**What to do**
Are you able to retype all the records below exactly?

**Records shown**
----------------

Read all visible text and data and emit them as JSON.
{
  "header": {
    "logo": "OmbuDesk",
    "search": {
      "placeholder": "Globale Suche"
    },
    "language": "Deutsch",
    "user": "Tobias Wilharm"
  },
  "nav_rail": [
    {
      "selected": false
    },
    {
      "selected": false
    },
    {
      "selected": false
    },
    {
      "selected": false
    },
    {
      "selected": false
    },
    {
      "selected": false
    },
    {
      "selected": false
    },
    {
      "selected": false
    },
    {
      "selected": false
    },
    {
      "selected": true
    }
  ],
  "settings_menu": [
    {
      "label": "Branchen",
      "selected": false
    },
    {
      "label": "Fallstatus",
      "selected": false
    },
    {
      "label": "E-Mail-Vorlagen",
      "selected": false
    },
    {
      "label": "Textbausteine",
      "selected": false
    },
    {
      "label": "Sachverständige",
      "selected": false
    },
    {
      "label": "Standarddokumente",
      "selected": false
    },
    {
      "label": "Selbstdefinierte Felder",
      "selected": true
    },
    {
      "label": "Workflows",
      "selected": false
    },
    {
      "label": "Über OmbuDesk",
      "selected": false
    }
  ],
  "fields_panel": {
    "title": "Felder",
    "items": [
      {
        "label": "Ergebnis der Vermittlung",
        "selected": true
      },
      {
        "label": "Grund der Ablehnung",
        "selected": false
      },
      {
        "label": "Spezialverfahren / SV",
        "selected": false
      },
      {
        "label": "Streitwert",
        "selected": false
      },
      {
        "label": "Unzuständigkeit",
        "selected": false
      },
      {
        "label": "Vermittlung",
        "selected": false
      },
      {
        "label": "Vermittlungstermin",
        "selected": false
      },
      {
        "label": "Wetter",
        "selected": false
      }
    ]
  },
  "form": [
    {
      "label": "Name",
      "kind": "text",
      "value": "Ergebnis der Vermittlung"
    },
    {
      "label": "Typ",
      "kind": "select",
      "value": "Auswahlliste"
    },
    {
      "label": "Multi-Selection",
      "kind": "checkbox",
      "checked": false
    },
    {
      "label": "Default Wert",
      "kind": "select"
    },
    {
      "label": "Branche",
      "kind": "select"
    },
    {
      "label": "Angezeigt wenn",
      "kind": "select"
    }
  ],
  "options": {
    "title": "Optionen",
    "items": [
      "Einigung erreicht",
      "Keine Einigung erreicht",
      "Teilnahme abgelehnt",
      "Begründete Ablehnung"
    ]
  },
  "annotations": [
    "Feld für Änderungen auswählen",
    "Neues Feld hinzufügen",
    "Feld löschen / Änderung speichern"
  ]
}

----------------

**Exercise result**
Read all visible text and data and emit them as JSON.
{
  "header": {
    "logo": "OmbuDesk",
    "search": {
      "placeholder": "Globale Suche"
    },
    "language": "Deutsch",
    "user": "Tobias Wilharm"
  },
  "nav_rail": [
    {
      "selected": false
    },
    {
      "selected": false
    },
    {
      "selected": false
    },
    {
      "selected": false
    },
    {
      "selected": false
    },
    {
      "selected": false
    },
    {
      "selected": false
    },
    {
      "selected": false
    },
    {
      "selected": false
    },
    {
      "selected": true
    }
  ],
  "settings_menu": [
    {
      "label": "Branchen",
      "selected": false
    },
    {
      "label": "Fallstatus",
      "selected": false
    },
    {
      "label": "E-Mail-Vorlagen",
      "selected": false
    },
    {
      "label": "Textbausteine",
      "selected": false
    },
    {
      "label": "Sachverständige",
      "selected": false
    },
    {
      "label": "Standarddokumente",
      "selected": false
    },
    {
      "label": "Selbstdefinierte Felder",
      "selected": true
    },
    {
      "label": "Workflows",
      "selected": false
    },
    {
      "label": "Über OmbuDesk",
      "selected": false
    }
  ],
  "fields_panel": {
    "title": "Felder",
    "items": [
      {
        "label": "Ergebnis der Vermittlung",
        "selected": true
      },
      {
        "label": "Grund der Ablehnung",
        "selected": false
      },
      {
        "label": "Spezialverfahren / SV",
        "selected": false
      },
      {
        "label": "Streitwert",
        "selected": false
      },
      {
        "label": "Unzuständigkeit",
        "selected": false
      },
      {
        "label": "Vermittlung",
        "selected": false
      },
      {
        "label": "Vermittlungstermin",
        "selected": false
      },
      {
        "label": "Wetter",
        "selected": false
      }
    ]
  },
  "form": [
    {
      "label": "Name",
      "kind": "text",
      "value": "Ergebnis der Vermittlung"
    },
    {
      "label": "Typ",
      "kind": "select",
      "value": "Auswahlliste"
    },
    {
      "label": "Multi-Selection",
      "kind": "checkbox",
      "checked": false
    },
    {
      "label": "Default Wert",
      "kind": "select"
    },
    {
      "label": "Branche",
      "kind": "select"
    },
    {
      "label": "Angezeigt wenn",
      "kind": "select"
    }
  ],
  "options": {
    "title": "Optionen",
    "items": [
      "Einigung erreicht",
      "Keine Einigung erreicht",
      "Teilnahme abgelehnt",
      "Begründete Ablehnung"
    ]
  },
  "annotations": [
    "Feld für Änderungen auswählen",
    "Neues Feld hinzufügen",
    "Feld löschen / Änderung speichern"
  ]
}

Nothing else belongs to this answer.